## START DATA SHOWN
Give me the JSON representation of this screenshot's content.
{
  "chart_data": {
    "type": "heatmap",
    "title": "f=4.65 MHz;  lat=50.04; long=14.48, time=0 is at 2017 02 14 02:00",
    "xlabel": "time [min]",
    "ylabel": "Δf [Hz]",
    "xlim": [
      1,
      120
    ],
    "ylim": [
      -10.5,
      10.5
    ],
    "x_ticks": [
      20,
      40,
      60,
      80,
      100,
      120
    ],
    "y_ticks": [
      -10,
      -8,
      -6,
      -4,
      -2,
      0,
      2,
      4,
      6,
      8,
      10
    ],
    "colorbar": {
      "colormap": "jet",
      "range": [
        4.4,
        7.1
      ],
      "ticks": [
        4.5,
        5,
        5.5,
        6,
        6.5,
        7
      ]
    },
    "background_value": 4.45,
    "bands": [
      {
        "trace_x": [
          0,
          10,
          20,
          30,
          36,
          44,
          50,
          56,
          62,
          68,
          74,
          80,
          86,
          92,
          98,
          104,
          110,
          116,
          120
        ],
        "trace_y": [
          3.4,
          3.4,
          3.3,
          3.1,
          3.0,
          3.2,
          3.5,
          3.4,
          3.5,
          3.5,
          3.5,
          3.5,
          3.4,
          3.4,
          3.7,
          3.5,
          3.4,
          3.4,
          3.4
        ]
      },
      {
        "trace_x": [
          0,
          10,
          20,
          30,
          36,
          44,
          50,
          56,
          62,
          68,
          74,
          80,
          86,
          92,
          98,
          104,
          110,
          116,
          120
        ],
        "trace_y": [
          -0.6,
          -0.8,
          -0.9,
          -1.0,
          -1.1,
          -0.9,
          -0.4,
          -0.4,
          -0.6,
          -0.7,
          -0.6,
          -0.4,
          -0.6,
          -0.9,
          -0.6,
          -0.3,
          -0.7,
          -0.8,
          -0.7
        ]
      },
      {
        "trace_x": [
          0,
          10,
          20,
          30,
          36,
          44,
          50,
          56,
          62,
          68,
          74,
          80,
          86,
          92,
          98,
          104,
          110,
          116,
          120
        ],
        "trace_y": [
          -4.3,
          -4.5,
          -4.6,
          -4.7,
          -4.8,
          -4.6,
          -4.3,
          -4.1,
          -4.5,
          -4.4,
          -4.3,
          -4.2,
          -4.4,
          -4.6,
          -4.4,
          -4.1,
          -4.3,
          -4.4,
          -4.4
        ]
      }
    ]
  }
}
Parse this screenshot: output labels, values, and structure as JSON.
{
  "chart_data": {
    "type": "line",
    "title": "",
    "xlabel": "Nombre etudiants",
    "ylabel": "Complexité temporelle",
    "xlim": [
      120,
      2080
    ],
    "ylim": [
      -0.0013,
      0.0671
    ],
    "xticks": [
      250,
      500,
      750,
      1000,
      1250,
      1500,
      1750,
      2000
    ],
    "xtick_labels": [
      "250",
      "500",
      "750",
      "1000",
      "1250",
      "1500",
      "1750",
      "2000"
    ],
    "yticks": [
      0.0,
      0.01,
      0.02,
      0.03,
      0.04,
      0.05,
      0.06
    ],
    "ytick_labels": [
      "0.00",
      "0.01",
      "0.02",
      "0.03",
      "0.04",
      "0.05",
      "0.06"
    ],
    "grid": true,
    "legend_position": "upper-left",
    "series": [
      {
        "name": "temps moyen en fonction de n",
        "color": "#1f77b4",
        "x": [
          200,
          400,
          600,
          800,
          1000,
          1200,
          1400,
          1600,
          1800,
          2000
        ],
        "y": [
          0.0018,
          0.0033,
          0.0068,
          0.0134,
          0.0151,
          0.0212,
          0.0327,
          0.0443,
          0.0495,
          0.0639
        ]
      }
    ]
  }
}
## END DATA SHOWN
**WORK REQUIRED:**
Reproduce the material above exactly; please quote every line of it.

**EXPECTED OUTPUT:**
Give me the JSON representation of this screenshot's content.
{
  "chart_data": {
    "type": "heatmap",
    "title": "f=4.65 MHz;  lat=50.04; long=14.48, time=0 is at 2017 02 14 02:00",
    "xlabel": "time [min]",
    "ylabel": "Δf [Hz]",
    "xlim": [
      1,
      120
    ],
    "ylim": [
      -10.5,
      10.5
    ],
    "x_ticks": [
      20,
      40,
      60,
      80,
      100,
      120
    ],
    "y_ticks": [
      -10,
      -8,
      -6,
      -4,
      -2,
      0,
      2,
      4,
      6,
      8,
      10
    ],
    "colorbar": {
      "colormap": "jet",
      "range": [
        4.4,
        7.1
      ],
      "ticks": [
        4.5,
        5,
        5.5,
        6,
        6.5,
        7
      ]
    },
    "background_value": 4.45,
    "bands": [
      {
        "trace_x": [
          0,
          10,
          20,
          30,
          36,
          44,
          50,
          56,
          62,
          68,
          74,
          80,
          86,
          92,
          98,
          104,
          110,
          116,
          120
        ],
        "trace_y": [
          3.4,
          3.4,
          3.3,
          3.1,
          3.0,
          3.2,
          3.5,
          3.4,
          3.5,
          3.5,
          3.5,
          3.5,
          3.4,
          3.4,
          3.7,
          3.5,
          3.4,
          3.4,
          3.4
        ]
      },
      {
        "trace_x": [
          0,
          10,
          20,
          30,
          36,
          44,
          50,
          56,
          62,
          68,
          74,
          80,
          86,
          92,
          98,
          104,
          110,
          116,
          120
        ],
        "trace_y": [
          -0.6,
          -0.8,
          -0.9,
          -1.0,
          -1.1,
          -0.9,
          -0.4,
          -0.4,
          -0.6,
          -0.7,
          -0.6,
          -0.4,
          -0.6,
          -0.9,
          -0.6,
          -0.3,
          -0.7,
          -0.8,
          -0.7
        ]
      },
      {
        "trace_x": [
          0,
          10,
          20,
          30,
          36,
          44,
          50,
          56,
          62,
          68,
          74,
          80,
          86,
          92,
          98,
          104,
          110,
          116,
          120
        ],
        "trace_y": [
          -4.3,
          -4.5,
          -4.6,
          -4.7,
          -4.8,
          -4.6,
          -4.3,
          -4.1,
          -4.5,
          -4.4,
          -4.3,
          -4.2,
          -4.4,
          -4.6,
          -4.4,
          -4.1,
          -4.3,
          -4.4,
          -4.4
        ]
      }
    ]
  }
}
Parse this screenshot: output labels, values, and structure as JSON.
{
  "chart_data": {
    "type": "line",
    "title": "",
    "xlabel": "Nombre etudiants",
    "ylabel": "Complexité temporelle",
    "xlim": [
      120,
      2080
    ],
    "ylim": [
      -0.0013,
      0.0671
    ],
    "xticks": [
      250,
      500,
      750,
      1000,
      1250,
      1500,
      1750,
      2000
    ],
    "xtick_labels": [
      "250",
      "500",
      "750",
      "1000",
      "1250",
      "1500",
      "1750",
      "2000"
    ],
    "yticks": [
      0.0,
      0.01,
      0.02,
      0.03,
      0.04,
      0.05,
      0.06
    ],
    "ytick_labels": [
      "0.00",
      "0.01",
      "0.02",
      "0.03",
      "0.04",
      "0.05",
      "0.06"
    ],
    "grid": true,
    "legend_position": "upper-left",
    "series": [
      {
        "name": "temps moyen en fonction de n",
        "color": "#1f77b4",
        "x": [
          200,
          400,
          600,
          800,
          1000,
          1200,
          1400,
          1600,
          1800,
          2000
        ],
        "y": [
          0.0018,
          0.0033,
          0.0068,
          0.0134,
          0.0151,
          0.0212,
          0.0327,
          0.0443,
          0.0495,
          0.0639
        ]
      }
    ]
  }
}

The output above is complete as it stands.